══ Material for this task ══

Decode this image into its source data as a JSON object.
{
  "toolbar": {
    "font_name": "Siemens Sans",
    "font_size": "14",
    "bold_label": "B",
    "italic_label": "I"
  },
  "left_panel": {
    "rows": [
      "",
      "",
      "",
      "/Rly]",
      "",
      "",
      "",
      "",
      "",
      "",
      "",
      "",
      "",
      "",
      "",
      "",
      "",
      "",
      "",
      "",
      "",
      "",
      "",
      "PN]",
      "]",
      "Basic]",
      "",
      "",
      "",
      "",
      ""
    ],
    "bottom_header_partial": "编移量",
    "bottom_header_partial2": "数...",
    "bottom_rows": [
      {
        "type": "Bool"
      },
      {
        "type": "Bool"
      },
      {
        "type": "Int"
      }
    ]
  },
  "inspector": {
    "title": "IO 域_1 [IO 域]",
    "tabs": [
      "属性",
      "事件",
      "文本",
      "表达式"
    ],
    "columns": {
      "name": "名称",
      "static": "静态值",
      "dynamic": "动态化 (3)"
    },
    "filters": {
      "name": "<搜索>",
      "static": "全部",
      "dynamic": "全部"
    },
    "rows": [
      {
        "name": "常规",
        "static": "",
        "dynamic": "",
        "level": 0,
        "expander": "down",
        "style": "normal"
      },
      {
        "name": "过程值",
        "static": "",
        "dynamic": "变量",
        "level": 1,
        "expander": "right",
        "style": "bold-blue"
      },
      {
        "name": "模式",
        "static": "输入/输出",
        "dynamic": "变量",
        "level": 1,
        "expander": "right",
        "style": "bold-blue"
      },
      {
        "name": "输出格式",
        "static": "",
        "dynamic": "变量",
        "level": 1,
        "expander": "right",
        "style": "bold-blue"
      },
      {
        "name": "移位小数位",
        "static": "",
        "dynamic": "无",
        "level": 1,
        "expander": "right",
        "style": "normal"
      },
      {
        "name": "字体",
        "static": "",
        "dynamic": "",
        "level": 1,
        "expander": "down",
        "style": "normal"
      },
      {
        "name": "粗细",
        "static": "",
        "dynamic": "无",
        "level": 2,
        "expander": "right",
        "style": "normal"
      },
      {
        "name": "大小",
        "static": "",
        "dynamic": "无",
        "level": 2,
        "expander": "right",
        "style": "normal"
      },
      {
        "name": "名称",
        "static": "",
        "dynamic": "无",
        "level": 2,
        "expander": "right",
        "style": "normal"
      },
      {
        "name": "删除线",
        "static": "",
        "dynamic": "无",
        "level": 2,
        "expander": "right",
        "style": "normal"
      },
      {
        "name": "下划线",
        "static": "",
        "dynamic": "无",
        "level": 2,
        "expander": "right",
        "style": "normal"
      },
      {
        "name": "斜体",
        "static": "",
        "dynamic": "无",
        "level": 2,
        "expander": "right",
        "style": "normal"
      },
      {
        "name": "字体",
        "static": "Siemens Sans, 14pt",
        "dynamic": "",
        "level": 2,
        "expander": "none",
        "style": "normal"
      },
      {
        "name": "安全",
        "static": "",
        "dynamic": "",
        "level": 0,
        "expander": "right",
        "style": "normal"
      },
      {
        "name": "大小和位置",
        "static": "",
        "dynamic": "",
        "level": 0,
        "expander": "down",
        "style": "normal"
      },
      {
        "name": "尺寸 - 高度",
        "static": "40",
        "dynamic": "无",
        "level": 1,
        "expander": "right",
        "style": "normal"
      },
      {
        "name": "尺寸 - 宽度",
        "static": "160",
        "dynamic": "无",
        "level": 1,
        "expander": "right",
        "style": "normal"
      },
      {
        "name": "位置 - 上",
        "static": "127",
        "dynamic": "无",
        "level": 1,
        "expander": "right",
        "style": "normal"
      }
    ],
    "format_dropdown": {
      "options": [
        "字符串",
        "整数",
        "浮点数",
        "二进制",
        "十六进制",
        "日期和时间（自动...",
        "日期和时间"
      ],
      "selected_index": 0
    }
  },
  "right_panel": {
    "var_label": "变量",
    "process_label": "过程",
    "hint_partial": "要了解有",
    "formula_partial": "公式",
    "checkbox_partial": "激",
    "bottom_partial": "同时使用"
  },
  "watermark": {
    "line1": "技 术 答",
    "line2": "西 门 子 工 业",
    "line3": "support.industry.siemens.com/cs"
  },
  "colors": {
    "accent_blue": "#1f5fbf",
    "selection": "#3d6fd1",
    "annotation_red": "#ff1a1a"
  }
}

═══

> Task details: Your task is to quote the listing above word for word.

> Complete response:
Decode this image into its source data as a JSON object.
{
  "toolbar": {
    "font_name": "Siemens Sans",
    "font_size": "14",
    "bold_label": "B",
    "italic_label": "I"
  },
  "left_panel": {
    "rows": [
      "",
      "",
      "",
      "/Rly]",
      "",
      "",
      "",
      "",
      "",
      "",
      "",
      "",
      "",
      "",
      "",
      "",
      "",
      "",
      "",
      "",
      "",
      "",
      "",
      "PN]",
      "]",
      "Basic]",
      "",
      "",
      "",
      "",
      ""
    ],
    "bottom_header_partial": "编移量",
    "bottom_header_partial2": "数...",
    "bottom_rows": [
      {
        "type": "Bool"
      },
      {
        "type": "Bool"
      },
      {
        "type": "Int"
      }
    ]
  },
  "inspector": {
    "title": "IO 域_1 [IO 域]",
    "tabs": [
      "属性",
      "事件",
      "文本",
      "表达式"
    ],
    "columns": {
      "name": "名称",
      "static": "静态值",
      "dynamic": "动态化 (3)"
    },
    "filters": {
      "name": "<搜索>",
      "static": "全部",
      "dynamic": "全部"
    },
    "rows": [
      {
        "name": "常规",
        "static": "",
        "dynamic": "",
        "level": 0,
        "expander": "down",
        "style": "normal"
      },
      {
        "name": "过程值",
        "static": "",
        "dynamic": "变量",
        "level": 1,
        "expander": "right",
        "style": "bold-blue"
      },
      {
        "name": "模式",
        "static": "输入/输出",
        "dynamic": "变量",
        "level": 1,
        "expander": "right",
        "style": "bold-blue"
      },
      {
        "name": "输出格式",
        "static": "",
        "dynamic": "变量",
        "level": 1,
        "expander": "right",
        "style": "bold-blue"
      },
      {
        "name": "移位小数位",
        "static": "",
        "dynamic": "无",
        "level": 1,
        "expander": "right",
        "style": "normal"
      },
      {
        "name": "字体",
        "static": "",
        "dynamic": "",
        "level": 1,
        "expander": "down",
        "style": "normal"
      },
      {
        "name": "粗细",
        "static": "",
        "dynamic": "无",
        "level": 2,
        "expander": "right",
        "style": "normal"
      },
      {
        "name": "大小",
        "static": "",
        "dynamic": "无",
        "level": 2,
        "expander": "right",
        "style": "normal"
      },
      {
        "name": "名称",
        "static": "",
        "dynamic": "无",
        "level": 2,
        "expander": "right",
        "style": "normal"
      },
      {
        "name": "删除线",
        "static": "",
        "dynamic": "无",
        "level": 2,
        "expander": "right",
        "style": "normal"
      },
      {
        "name": "下划线",
        "static": "",
        "dynamic": "无",
        "level": 2,
        "expander": "right",
        "style": "normal"
      },
      {
        "name": "斜体",
        "static": "",
        "dynamic": "无",
        "level": 2,
        "expander": "right",
        "style": "normal"
      },
      {
        "name": "字体",
        "static": "Siemens Sans, 14pt",
        "dynamic": "",
        "level": 2,
        "expander": "none",
        "style": "normal"
      },
      {
        "name": "安全",
        "static": "",
        "dynamic": "",
        "level": 0,
        "expander": "right",
        "style": "normal"
      },
      {
        "name": "大小和位置",
        "static": "",
        "dynamic": "",
        "level": 0,
        "expander": "down",
        "style": "normal"
      },
      {
        "name": "尺寸 - 高度",
        "static": "40",
        "dynamic": "无",
        "level": 1,
        "expander": "right",
        "style": "normal"
      },
      {
        "name": "尺寸 - 宽度",
        "static": "160",
        "dynamic": "无",
        "level": 1,
        "expander": "right",
        "style": "normal"
      },
      {
        "name": "位置 - 上",
        "static": "127",
        "dynamic": "无",
        "level": 1,
        "expander": "right",
        "style": "normal"
      }
    ],
    "format_dropdown": {
      "options": [
        "字符串",
        "整数",
        "浮点数",
        "二进制",
        "十六进制",
        "日期和时间（自动...",
        "日期和时间"
      ],
      "selected_index": 0
    }
  },
  "right_panel": {
    "var_label": "变量",
    "process_label": "过程",
    "hint_partial": "要了解有",
    "formula_partial": "公式",
    "checkbox_partial": "激",
    "bottom_partial": "同时使用"
  },
  "watermark": {
    "line1": "技 术 答",
    "line2": "西 门 子 工 业",
    "line3": "support.industry.siemens.com/cs"
  },
  "colors": {
    "accent_blue": "#1f5fbf",
    "selection": "#3d6fd1",
    "annotation_red": "#ff1a1a"
  }
}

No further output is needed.